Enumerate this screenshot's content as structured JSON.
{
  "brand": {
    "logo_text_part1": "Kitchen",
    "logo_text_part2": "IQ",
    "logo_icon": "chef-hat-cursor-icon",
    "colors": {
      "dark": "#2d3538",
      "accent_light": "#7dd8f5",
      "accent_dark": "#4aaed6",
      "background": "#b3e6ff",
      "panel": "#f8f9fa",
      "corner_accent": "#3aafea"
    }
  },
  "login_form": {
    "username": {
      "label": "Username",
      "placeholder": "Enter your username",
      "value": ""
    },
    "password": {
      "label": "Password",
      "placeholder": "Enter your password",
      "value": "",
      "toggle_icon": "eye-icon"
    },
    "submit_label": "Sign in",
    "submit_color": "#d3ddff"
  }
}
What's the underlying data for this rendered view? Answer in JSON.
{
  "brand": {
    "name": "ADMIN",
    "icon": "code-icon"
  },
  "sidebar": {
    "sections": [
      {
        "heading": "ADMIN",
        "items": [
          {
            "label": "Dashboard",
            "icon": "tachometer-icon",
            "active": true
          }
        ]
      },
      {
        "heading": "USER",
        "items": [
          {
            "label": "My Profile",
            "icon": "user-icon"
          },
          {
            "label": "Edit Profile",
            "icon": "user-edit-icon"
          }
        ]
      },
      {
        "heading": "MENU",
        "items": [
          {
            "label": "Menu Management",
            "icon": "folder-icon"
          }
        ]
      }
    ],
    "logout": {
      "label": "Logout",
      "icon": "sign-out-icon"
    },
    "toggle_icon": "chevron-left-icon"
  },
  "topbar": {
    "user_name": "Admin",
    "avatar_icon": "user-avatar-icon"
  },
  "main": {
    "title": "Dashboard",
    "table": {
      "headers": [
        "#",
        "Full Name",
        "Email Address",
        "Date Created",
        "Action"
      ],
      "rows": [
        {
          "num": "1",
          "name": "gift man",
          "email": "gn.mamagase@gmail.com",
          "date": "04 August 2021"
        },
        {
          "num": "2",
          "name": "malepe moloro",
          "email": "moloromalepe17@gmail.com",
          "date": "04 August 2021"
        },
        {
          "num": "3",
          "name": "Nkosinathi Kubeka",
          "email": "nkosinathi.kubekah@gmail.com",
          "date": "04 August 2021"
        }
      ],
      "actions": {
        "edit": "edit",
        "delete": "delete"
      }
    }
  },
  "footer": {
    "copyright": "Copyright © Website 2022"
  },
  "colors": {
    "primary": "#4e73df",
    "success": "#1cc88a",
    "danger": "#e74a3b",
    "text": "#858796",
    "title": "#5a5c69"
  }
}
____________________
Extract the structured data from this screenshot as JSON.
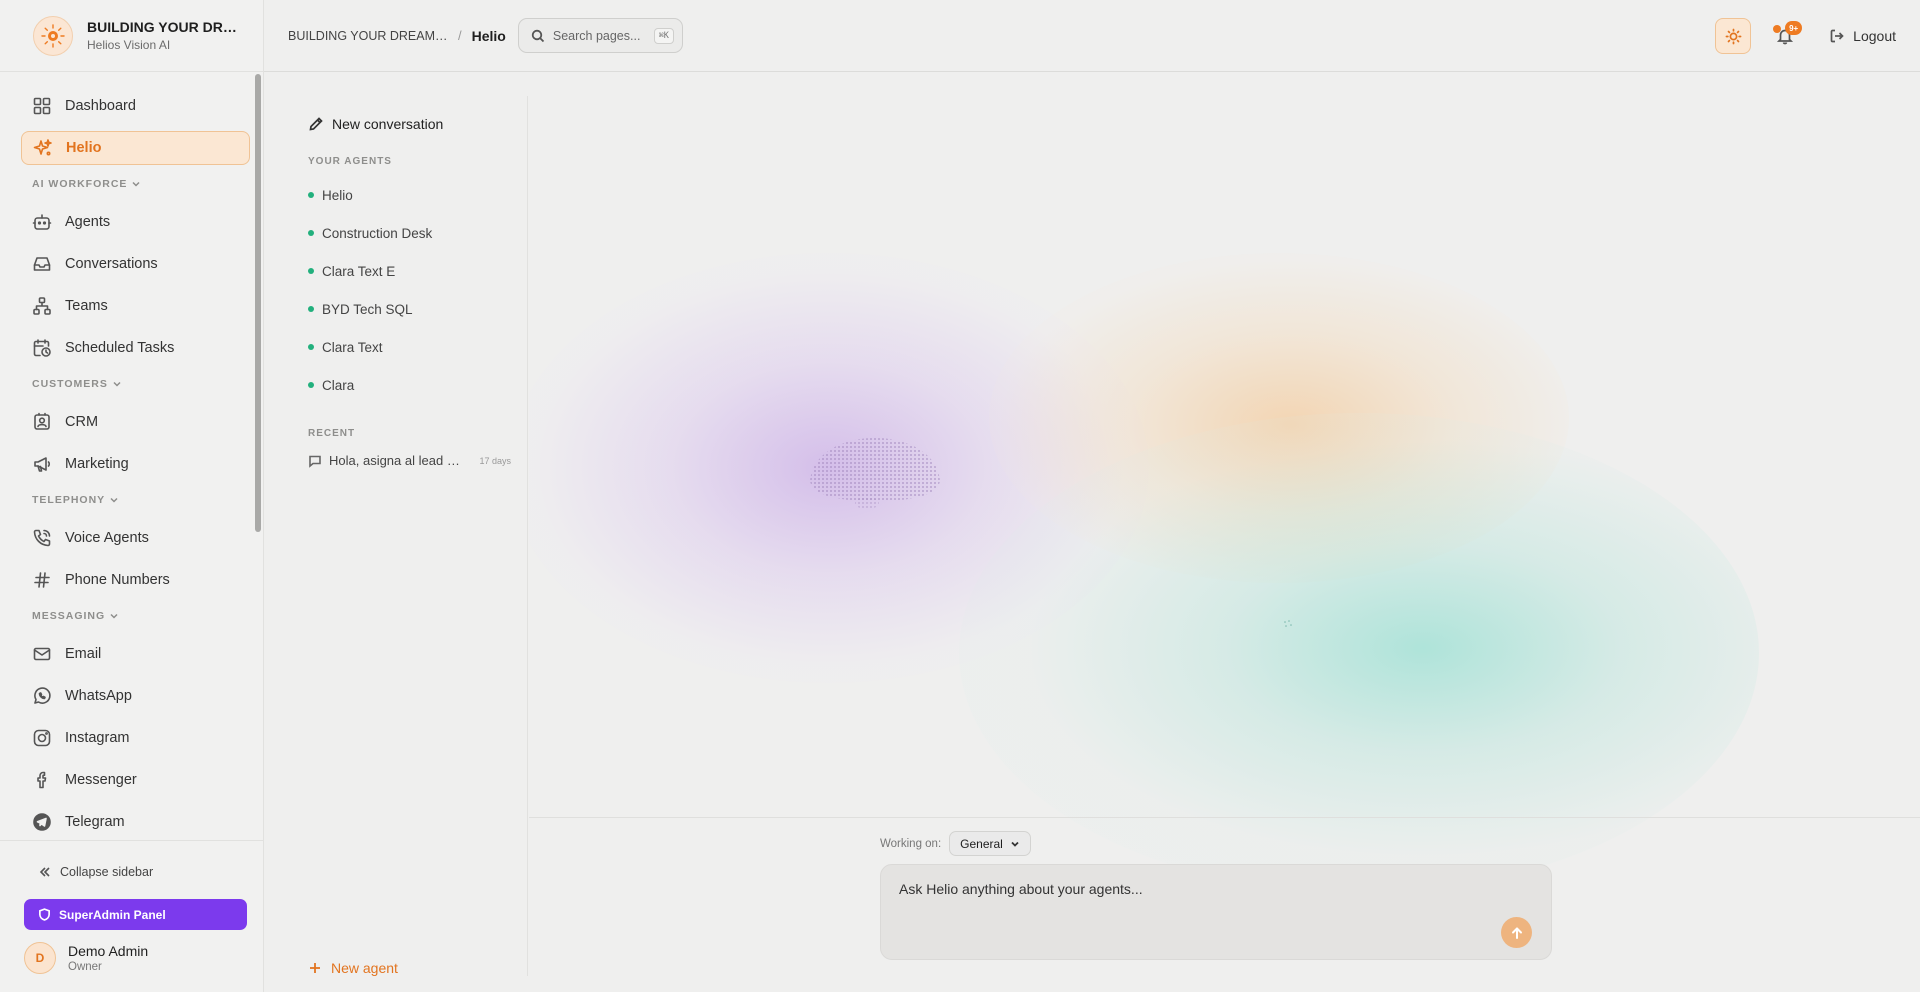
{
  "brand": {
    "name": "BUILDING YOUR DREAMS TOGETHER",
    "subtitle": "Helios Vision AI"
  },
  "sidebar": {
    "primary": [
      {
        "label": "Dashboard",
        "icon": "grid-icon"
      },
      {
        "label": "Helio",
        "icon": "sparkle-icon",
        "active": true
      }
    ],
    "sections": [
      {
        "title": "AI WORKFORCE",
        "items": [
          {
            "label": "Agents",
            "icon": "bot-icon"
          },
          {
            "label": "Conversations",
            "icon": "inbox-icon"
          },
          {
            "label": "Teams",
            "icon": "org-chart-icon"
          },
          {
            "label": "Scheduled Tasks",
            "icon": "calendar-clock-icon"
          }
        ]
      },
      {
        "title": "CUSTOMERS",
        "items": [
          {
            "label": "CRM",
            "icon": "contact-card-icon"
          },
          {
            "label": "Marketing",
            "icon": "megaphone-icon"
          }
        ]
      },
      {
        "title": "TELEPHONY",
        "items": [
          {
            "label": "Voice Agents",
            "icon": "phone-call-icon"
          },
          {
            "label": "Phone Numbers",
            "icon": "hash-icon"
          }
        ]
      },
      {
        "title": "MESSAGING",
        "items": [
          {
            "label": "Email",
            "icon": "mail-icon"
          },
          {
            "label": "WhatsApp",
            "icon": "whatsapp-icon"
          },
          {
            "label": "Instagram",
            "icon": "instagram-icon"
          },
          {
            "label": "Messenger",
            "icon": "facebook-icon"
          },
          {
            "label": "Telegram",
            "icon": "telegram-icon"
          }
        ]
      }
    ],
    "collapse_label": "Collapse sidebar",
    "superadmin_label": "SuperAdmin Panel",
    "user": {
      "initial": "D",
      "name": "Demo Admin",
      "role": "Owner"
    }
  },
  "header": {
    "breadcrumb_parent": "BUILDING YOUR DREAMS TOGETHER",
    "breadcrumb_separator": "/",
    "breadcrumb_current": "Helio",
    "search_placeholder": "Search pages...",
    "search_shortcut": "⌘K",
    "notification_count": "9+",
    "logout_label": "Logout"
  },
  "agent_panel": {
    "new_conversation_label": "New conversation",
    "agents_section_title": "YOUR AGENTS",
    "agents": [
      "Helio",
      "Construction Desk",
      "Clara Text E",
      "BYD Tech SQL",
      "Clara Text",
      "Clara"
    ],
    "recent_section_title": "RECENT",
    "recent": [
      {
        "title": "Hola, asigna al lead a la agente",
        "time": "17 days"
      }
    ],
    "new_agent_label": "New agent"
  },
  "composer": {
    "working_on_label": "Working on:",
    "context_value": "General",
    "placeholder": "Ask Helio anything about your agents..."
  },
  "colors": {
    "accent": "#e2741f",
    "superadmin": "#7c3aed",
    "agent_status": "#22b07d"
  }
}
____________________
THE TASK
Show, from the listing above, each line that contains the word "data".

SOLUTION TO THE EXERCISE
What's the underlying data for this rendered view? Answer in JSON.
Extract the structured data from this screenshot as JSON.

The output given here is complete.